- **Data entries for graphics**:
***
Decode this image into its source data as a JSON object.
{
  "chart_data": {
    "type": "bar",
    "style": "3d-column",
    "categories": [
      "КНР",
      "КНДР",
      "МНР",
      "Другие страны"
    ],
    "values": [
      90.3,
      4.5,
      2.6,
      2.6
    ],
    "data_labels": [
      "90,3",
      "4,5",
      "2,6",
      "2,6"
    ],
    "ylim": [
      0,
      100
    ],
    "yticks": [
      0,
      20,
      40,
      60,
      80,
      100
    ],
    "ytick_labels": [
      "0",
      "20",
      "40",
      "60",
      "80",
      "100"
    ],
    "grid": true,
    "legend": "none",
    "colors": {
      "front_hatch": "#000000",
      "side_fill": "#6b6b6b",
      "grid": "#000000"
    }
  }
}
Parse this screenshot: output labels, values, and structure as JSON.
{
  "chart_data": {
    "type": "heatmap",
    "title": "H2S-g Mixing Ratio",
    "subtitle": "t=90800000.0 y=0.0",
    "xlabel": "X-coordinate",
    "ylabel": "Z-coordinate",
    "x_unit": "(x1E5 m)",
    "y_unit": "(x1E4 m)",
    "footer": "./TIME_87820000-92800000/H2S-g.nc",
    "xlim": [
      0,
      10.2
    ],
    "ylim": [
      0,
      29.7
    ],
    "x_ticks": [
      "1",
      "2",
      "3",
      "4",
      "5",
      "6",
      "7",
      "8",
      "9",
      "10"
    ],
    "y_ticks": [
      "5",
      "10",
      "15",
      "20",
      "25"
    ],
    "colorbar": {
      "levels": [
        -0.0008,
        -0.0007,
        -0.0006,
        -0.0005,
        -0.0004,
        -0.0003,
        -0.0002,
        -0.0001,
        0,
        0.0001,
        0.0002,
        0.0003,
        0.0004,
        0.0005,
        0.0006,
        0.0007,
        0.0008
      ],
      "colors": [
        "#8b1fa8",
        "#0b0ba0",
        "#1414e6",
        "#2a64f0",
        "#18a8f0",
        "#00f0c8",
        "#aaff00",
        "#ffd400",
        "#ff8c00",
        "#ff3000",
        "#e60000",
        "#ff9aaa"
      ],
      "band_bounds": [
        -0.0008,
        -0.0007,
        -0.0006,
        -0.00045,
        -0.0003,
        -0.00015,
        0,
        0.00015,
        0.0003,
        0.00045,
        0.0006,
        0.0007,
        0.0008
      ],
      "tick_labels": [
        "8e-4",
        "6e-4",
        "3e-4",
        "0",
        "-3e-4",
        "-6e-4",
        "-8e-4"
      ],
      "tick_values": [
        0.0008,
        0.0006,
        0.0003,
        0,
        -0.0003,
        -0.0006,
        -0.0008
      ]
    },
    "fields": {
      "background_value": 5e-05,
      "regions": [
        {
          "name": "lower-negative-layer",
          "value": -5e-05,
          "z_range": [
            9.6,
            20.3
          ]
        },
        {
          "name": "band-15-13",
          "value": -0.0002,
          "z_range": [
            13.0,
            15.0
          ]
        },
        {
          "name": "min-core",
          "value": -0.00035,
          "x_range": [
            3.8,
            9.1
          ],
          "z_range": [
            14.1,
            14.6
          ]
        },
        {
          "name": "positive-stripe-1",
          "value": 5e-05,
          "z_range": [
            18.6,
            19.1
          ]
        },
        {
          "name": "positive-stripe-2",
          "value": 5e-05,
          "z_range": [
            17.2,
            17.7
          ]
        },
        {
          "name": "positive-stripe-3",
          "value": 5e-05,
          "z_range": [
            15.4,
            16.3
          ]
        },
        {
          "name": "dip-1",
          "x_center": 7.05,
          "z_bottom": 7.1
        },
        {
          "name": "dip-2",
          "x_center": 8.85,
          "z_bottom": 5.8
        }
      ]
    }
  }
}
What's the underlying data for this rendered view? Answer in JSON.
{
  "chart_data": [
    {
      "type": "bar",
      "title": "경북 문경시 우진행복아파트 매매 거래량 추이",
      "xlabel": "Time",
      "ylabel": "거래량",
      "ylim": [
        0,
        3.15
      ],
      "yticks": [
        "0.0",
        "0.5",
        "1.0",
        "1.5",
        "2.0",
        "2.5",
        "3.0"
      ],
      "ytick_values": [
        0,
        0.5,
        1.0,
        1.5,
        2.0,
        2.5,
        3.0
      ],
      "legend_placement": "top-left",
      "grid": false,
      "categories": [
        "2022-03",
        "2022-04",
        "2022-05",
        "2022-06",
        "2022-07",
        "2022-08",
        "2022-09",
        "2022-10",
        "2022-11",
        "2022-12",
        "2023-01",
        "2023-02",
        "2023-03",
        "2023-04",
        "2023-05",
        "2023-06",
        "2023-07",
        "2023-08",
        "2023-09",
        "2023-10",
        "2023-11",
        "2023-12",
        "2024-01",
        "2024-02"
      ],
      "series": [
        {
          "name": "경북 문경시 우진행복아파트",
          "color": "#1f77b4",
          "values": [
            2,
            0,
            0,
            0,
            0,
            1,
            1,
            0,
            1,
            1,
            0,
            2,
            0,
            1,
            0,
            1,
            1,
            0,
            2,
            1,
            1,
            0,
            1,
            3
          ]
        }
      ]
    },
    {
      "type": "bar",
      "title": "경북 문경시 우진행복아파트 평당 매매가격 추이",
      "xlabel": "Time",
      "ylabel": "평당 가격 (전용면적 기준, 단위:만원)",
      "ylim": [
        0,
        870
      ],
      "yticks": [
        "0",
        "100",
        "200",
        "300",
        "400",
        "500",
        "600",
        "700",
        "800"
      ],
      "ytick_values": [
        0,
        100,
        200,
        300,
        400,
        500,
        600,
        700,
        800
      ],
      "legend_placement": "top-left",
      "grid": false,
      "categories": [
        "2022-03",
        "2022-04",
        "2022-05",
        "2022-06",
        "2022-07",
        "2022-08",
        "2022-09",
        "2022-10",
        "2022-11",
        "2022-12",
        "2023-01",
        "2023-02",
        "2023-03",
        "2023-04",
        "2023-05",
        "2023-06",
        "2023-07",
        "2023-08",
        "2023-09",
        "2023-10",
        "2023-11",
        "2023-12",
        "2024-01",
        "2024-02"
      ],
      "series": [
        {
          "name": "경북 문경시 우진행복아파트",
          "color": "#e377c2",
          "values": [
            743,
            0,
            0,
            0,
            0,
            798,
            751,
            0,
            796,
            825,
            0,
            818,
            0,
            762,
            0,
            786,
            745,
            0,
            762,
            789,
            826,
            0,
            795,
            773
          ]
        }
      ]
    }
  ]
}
***
- **WHAT TO DO**: Reproduce the entire listing word for word.

- **TASK RESULT**:
Decode this image into its source data as a JSON object.
{
  "chart_data": {
    "type": "bar",
    "style": "3d-column",
    "categories": [
      "КНР",
      "КНДР",
      "МНР",
      "Другие страны"
    ],
    "values": [
      90.3,
      4.5,
      2.6,
      2.6
    ],
    "data_labels": [
      "90,3",
      "4,5",
      "2,6",
      "2,6"
    ],
    "ylim": [
      0,
      100
    ],
    "yticks": [
      0,
      20,
      40,
      60,
      80,
      100
    ],
    "ytick_labels": [
      "0",
      "20",
      "40",
      "60",
      "80",
      "100"
    ],
    "grid": true,
    "legend": "none",
    "colors": {
      "front_hatch": "#000000",
      "side_fill": "#6b6b6b",
      "grid": "#000000"
    }
  }
}
Parse this screenshot: output labels, values, and structure as JSON.
{
  "chart_data": {
    "type": "heatmap",
    "title": "H2S-g Mixing Ratio",
    "subtitle": "t=90800000.0 y=0.0",
    "xlabel": "X-coordinate",
    "ylabel": "Z-coordinate",
    "x_unit": "(x1E5 m)",
    "y_unit": "(x1E4 m)",
    "footer": "./TIME_87820000-92800000/H2S-g.nc",
    "xlim": [
      0,
      10.2
    ],
    "ylim": [
      0,
      29.7
    ],
    "x_ticks": [
      "1",
      "2",
      "3",
      "4",
      "5",
      "6",
      "7",
      "8",
      "9",
      "10"
    ],
    "y_ticks": [
      "5",
      "10",
      "15",
      "20",
      "25"
    ],
    "colorbar": {
      "levels": [
        -0.0008,
        -0.0007,
        -0.0006,
        -0.0005,
        -0.0004,
        -0.0003,
        -0.0002,
        -0.0001,
        0,
        0.0001,
        0.0002,
        0.0003,
        0.0004,
        0.0005,
        0.0006,
        0.0007,
        0.0008
      ],
      "colors": [
        "#8b1fa8",
        "#0b0ba0",
        "#1414e6",
        "#2a64f0",
        "#18a8f0",
        "#00f0c8",
        "#aaff00",
        "#ffd400",
        "#ff8c00",
        "#ff3000",
        "#e60000",
        "#ff9aaa"
      ],
      "band_bounds": [
        -0.0008,
        -0.0007,
        -0.0006,
        -0.00045,
        -0.0003,
        -0.00015,
        0,
        0.00015,
        0.0003,
        0.00045,
        0.0006,
        0.0007,
        0.0008
      ],
      "tick_labels": [
        "8e-4",
        "6e-4",
        "3e-4",
        "0",
        "-3e-4",
        "-6e-4",
        "-8e-4"
      ],
      "tick_values": [
        0.0008,
        0.0006,
        0.0003,
        0,
        -0.0003,
        -0.0006,
        -0.0008
      ]
    },
    "fields": {
      "background_value": 5e-05,
      "regions": [
        {
          "name": "lower-negative-layer",
          "value": -5e-05,
          "z_range": [
            9.6,
            20.3
          ]
        },
        {
          "name": "band-15-13",
          "value": -0.0002,
          "z_range": [
            13.0,
            15.0
          ]
        },
        {
          "name": "min-core",
          "value": -0.00035,
          "x_range": [
            3.8,
            9.1
          ],
          "z_range": [
            14.1,
            14.6
          ]
        },
        {
          "name": "positive-stripe-1",
          "value": 5e-05,
          "z_range": [
            18.6,
            19.1
          ]
        },
        {
          "name": "positive-stripe-2",
          "value": 5e-05,
          "z_range": [
            17.2,
            17.7
          ]
        },
        {
          "name": "positive-stripe-3",
          "value": 5e-05,
          "z_range": [
            15.4,
            16.3
          ]
        },
        {
          "name": "dip-1",
          "x_center": 7.05,
          "z_bottom": 7.1
        },
        {
          "name": "dip-2",
          "x_center": 8.85,
          "z_bottom": 5.8
        }
      ]
    }
  }
}
What's the underlying data for this rendered view? Answer in JSON.
{
  "chart_data": [
    {
      "type": "bar",
      "title": "경북 문경시 우진행복아파트 매매 거래량 추이",
      "xlabel": "Time",
      "ylabel": "거래량",
      "ylim": [
        0,
        3.15
      ],
      "yticks": [
        "0.0",
        "0.5",
        "1.0",
        "1.5",
        "2.0",
        "2.5",
        "3.0"
      ],
      "ytick_values": [
        0,
        0.5,
        1.0,
        1.5,
        2.0,
        2.5,
        3.0
      ],
      "legend_placement": "top-left",
      "grid": false,
      "categories": [
        "2022-03",
        "2022-04",
        "2022-05",
        "2022-06",
        "2022-07",
        "2022-08",
        "2022-09",
        "2022-10",
        "2022-11",
        "2022-12",
        "2023-01",
        "2023-02",
        "2023-03",
        "2023-04",
        "2023-05",
        "2023-06",
        "2023-07",
        "2023-08",
        "2023-09",
        "2023-10",
        "2023-11",
        "2023-12",
        "2024-01",
        "2024-02"
      ],
      "series": [
        {
          "name": "경북 문경시 우진행복아파트",
          "color": "#1f77b4",
          "values": [
            2,
            0,
            0,
            0,
            0,
            1,
            1,
            0,
            1,
            1,
            0,
            2,
            0,
            1,
            0,
            1,
            1,
            0,
            2,
            1,
            1,
            0,
            1,
            3
          ]
        }
      ]
    },
    {
      "type": "bar",
      "title": "경북 문경시 우진행복아파트 평당 매매가격 추이",
      "xlabel": "Time",
      "ylabel": "평당 가격 (전용면적 기준, 단위:만원)",
      "ylim": [
        0,
        870
      ],
      "yticks": [
        "0",
        "100",
        "200",
        "300",
        "400",
        "500",
        "600",
        "700",
        "800"
      ],
      "ytick_values": [
        0,
        100,
        200,
        300,
        400,
        500,
        600,
        700,
        800
      ],
      "legend_placement": "top-left",
      "grid": false,
      "categories": [
        "2022-03",
        "2022-04",
        "2022-05",
        "2022-06",
        "2022-07",
        "2022-08",
        "2022-09",
        "2022-10",
        "2022-11",
        "2022-12",
        "2023-01",
        "2023-02",
        "2023-03",
        "2023-04",
        "2023-05",
        "2023-06",
        "2023-07",
        "2023-08",
        "2023-09",
        "2023-10",
        "2023-11",
        "2023-12",
        "2024-01",
        "2024-02"
      ],
      "series": [
        {
          "name": "경북 문경시 우진행복아파트",
          "color": "#e377c2",
          "values": [
            743,
            0,
            0,
            0,
            0,
            798,
            751,
            0,
            796,
            825,
            0,
            818,
            0,
            762,
            0,
            786,
            745,
            0,
            762,
            789,
            826,
            0,
            795,
            773
          ]
        }
      ]
    }
  ]
}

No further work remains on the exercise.